# Raw records:
================

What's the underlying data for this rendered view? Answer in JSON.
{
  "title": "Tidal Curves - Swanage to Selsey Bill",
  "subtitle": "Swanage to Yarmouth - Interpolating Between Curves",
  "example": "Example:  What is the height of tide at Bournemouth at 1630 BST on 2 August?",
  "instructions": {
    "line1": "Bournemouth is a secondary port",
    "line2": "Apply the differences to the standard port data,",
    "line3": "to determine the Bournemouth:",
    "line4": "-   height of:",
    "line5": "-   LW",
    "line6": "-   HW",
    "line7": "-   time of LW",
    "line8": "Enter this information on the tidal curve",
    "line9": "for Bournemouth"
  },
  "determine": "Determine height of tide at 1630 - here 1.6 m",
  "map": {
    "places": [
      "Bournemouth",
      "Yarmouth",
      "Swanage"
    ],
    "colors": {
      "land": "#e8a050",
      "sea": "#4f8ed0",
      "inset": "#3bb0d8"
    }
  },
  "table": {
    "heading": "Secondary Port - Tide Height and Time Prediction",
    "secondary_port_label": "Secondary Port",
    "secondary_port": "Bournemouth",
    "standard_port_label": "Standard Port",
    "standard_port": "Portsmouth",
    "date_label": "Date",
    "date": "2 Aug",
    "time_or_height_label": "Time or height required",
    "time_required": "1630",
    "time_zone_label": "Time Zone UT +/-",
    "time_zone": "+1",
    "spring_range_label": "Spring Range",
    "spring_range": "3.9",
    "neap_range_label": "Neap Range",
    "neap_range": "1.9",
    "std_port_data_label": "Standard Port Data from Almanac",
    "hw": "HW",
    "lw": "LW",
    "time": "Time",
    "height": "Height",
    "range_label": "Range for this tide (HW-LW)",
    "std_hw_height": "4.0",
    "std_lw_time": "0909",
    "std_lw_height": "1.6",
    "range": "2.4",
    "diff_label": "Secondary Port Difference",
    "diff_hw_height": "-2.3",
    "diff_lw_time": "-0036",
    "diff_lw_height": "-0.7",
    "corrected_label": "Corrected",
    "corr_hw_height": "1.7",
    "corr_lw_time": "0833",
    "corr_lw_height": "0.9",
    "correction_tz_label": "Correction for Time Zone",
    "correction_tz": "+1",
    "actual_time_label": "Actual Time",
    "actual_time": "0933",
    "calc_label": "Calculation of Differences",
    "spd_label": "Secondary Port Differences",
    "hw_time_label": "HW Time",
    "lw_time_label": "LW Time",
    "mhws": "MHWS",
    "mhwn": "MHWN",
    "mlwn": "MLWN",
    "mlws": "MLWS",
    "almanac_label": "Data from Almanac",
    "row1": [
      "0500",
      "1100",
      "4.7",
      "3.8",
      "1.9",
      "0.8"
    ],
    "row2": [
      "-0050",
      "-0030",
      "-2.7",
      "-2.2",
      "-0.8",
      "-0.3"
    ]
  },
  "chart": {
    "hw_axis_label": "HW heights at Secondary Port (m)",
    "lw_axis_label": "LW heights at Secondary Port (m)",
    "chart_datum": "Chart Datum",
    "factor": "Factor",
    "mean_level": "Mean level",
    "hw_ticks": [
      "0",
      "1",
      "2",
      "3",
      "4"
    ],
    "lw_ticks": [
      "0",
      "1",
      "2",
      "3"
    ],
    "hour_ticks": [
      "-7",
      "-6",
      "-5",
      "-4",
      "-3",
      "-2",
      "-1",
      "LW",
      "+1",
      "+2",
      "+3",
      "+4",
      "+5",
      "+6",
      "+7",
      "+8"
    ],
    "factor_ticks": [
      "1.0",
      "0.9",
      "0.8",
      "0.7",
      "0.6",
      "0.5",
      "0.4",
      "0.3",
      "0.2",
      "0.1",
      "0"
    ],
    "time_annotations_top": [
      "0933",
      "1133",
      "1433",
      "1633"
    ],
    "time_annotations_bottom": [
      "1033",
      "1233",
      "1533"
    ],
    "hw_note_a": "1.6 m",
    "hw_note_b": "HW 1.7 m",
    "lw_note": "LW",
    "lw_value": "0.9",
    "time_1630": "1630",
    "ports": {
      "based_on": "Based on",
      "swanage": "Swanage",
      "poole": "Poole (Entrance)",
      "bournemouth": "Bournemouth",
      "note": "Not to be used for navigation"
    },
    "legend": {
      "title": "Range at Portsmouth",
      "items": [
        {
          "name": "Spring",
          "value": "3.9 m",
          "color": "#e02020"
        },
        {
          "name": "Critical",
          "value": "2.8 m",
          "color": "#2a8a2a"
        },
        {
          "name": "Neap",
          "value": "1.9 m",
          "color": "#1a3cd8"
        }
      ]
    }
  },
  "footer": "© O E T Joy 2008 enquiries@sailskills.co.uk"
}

================

Copy out each record, keeping every word as it is.

# Exercise output:
What's the underlying data for this rendered view? Answer in JSON.
{
  "title": "Tidal Curves - Swanage to Selsey Bill",
  "subtitle": "Swanage to Yarmouth - Interpolating Between Curves",
  "example": "Example:  What is the height of tide at Bournemouth at 1630 BST on 2 August?",
  "instructions": {
    "line1": "Bournemouth is a secondary port",
    "line2": "Apply the differences to the standard port data,",
    "line3": "to determine the Bournemouth:",
    "line4": "-   height of:",
    "line5": "-   LW",
    "line6": "-   HW",
    "line7": "-   time of LW",
    "line8": "Enter this information on the tidal curve",
    "line9": "for Bournemouth"
  },
  "determine": "Determine height of tide at 1630 - here 1.6 m",
  "map": {
    "places": [
      "Bournemouth",
      "Yarmouth",
      "Swanage"
    ],
    "colors": {
      "land": "#e8a050",
      "sea": "#4f8ed0",
      "inset": "#3bb0d8"
    }
  },
  "table": {
    "heading": "Secondary Port - Tide Height and Time Prediction",
    "secondary_port_label": "Secondary Port",
    "secondary_port": "Bournemouth",
    "standard_port_label": "Standard Port",
    "standard_port": "Portsmouth",
    "date_label": "Date",
    "date": "2 Aug",
    "time_or_height_label": "Time or height required",
    "time_required": "1630",
    "time_zone_label": "Time Zone UT +/-",
    "time_zone": "+1",
    "spring_range_label": "Spring Range",
    "spring_range": "3.9",
    "neap_range_label": "Neap Range",
    "neap_range": "1.9",
    "std_port_data_label": "Standard Port Data from Almanac",
    "hw": "HW",
    "lw": "LW",
    "time": "Time",
    "height": "Height",
    "range_label": "Range for this tide (HW-LW)",
    "std_hw_height": "4.0",
    "std_lw_time": "0909",
    "std_lw_height": "1.6",
    "range": "2.4",
    "diff_label": "Secondary Port Difference",
    "diff_hw_height": "-2.3",
    "diff_lw_time": "-0036",
    "diff_lw_height": "-0.7",
    "corrected_label": "Corrected",
    "corr_hw_height": "1.7",
    "corr_lw_time": "0833",
    "corr_lw_height": "0.9",
    "correction_tz_label": "Correction for Time Zone",
    "correction_tz": "+1",
    "actual_time_label": "Actual Time",
    "actual_time": "0933",
    "calc_label": "Calculation of Differences",
    "spd_label": "Secondary Port Differences",
    "hw_time_label": "HW Time",
    "lw_time_label": "LW Time",
    "mhws": "MHWS",
    "mhwn": "MHWN",
    "mlwn": "MLWN",
    "mlws": "MLWS",
    "almanac_label": "Data from Almanac",
    "row1": [
      "0500",
      "1100",
      "4.7",
      "3.8",
      "1.9",
      "0.8"
    ],
    "row2": [
      "-0050",
      "-0030",
      "-2.7",
      "-2.2",
      "-0.8",
      "-0.3"
    ]
  },
  "chart": {
    "hw_axis_label": "HW heights at Secondary Port (m)",
    "lw_axis_label": "LW heights at Secondary Port (m)",
    "chart_datum": "Chart Datum",
    "factor": "Factor",
    "mean_level": "Mean level",
    "hw_ticks": [
      "0",
      "1",
      "2",
      "3",
      "4"
    ],
    "lw_ticks": [
      "0",
      "1",
      "2",
      "3"
    ],
    "hour_ticks": [
      "-7",
      "-6",
      "-5",
      "-4",
      "-3",
      "-2",
      "-1",
      "LW",
      "+1",
      "+2",
      "+3",
      "+4",
      "+5",
      "+6",
      "+7",
      "+8"
    ],
    "factor_ticks": [
      "1.0",
      "0.9",
      "0.8",
      "0.7",
      "0.6",
      "0.5",
      "0.4",
      "0.3",
      "0.2",
      "0.1",
      "0"
    ],
    "time_annotations_top": [
      "0933",
      "1133",
      "1433",
      "1633"
    ],
    "time_annotations_bottom": [
      "1033",
      "1233",
      "1533"
    ],
    "hw_note_a": "1.6 m",
    "hw_note_b": "HW 1.7 m",
    "lw_note": "LW",
    "lw_value": "0.9",
    "time_1630": "1630",
    "ports": {
      "based_on": "Based on",
      "swanage": "Swanage",
      "poole": "Poole (Entrance)",
      "bournemouth": "Bournemouth",
      "note": "Not to be used for navigation"
    },
    "legend": {
      "title": "Range at Portsmouth",
      "items": [
        {
          "name": "Spring",
          "value": "3.9 m",
          "color": "#e02020"
        },
        {
          "name": "Critical",
          "value": "2.8 m",
          "color": "#2a8a2a"
        },
        {
          "name": "Neap",
          "value": "1.9 m",
          "color": "#1a3cd8"
        }
      ]
    }
  },
  "footer": "© O E T Joy 2008 enquiries@sailskills.co.uk"
}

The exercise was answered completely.